• PROBLEM DESCRIPTION
Reproduce the data exactly.
§
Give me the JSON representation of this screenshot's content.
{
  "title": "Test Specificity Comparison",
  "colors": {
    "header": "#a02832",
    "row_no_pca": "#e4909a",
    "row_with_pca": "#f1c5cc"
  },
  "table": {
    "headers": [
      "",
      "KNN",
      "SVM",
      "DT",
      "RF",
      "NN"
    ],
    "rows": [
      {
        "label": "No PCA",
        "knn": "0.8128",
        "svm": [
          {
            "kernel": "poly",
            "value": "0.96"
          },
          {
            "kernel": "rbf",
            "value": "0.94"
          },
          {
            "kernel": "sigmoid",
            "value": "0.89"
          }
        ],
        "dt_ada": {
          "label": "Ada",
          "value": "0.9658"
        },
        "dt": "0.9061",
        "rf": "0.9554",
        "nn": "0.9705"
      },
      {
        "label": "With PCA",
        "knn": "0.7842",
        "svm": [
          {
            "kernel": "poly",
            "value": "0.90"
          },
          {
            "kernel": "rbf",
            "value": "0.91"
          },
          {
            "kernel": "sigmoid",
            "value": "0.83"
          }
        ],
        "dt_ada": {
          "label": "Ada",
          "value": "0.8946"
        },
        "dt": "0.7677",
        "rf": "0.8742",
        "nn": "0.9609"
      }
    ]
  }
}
§
• TASK RESPONSE
Give me the JSON representation of this screenshot's content.
{
  "title": "Test Specificity Comparison",
  "colors": {
    "header": "#a02832",
    "row_no_pca": "#e4909a",
    "row_with_pca": "#f1c5cc"
  },
  "table": {
    "headers": [
      "",
      "KNN",
      "SVM",
      "DT",
      "RF",
      "NN"
    ],
    "rows": [
      {
        "label": "No PCA",
        "knn": "0.8128",
        "svm": [
          {
            "kernel": "poly",
            "value": "0.96"
          },
          {
            "kernel": "rbf",
            "value": "0.94"
          },
          {
            "kernel": "sigmoid",
            "value": "0.89"
          }
        ],
        "dt_ada": {
          "label": "Ada",
          "value": "0.9658"
        },
        "dt": "0.9061",
        "rf": "0.9554",
        "nn": "0.9705"
      },
      {
        "label": "With PCA",
        "knn": "0.7842",
        "svm": [
          {
            "kernel": "poly",
            "value": "0.90"
          },
          {
            "kernel": "rbf",
            "value": "0.91"
          },
          {
            "kernel": "sigmoid",
            "value": "0.83"
          }
        ],
        "dt_ada": {
          "label": "Ada",
          "value": "0.8946"
        },
        "dt": "0.7677",
        "rf": "0.8742",
        "nn": "0.9609"
      }
    ]
  }
}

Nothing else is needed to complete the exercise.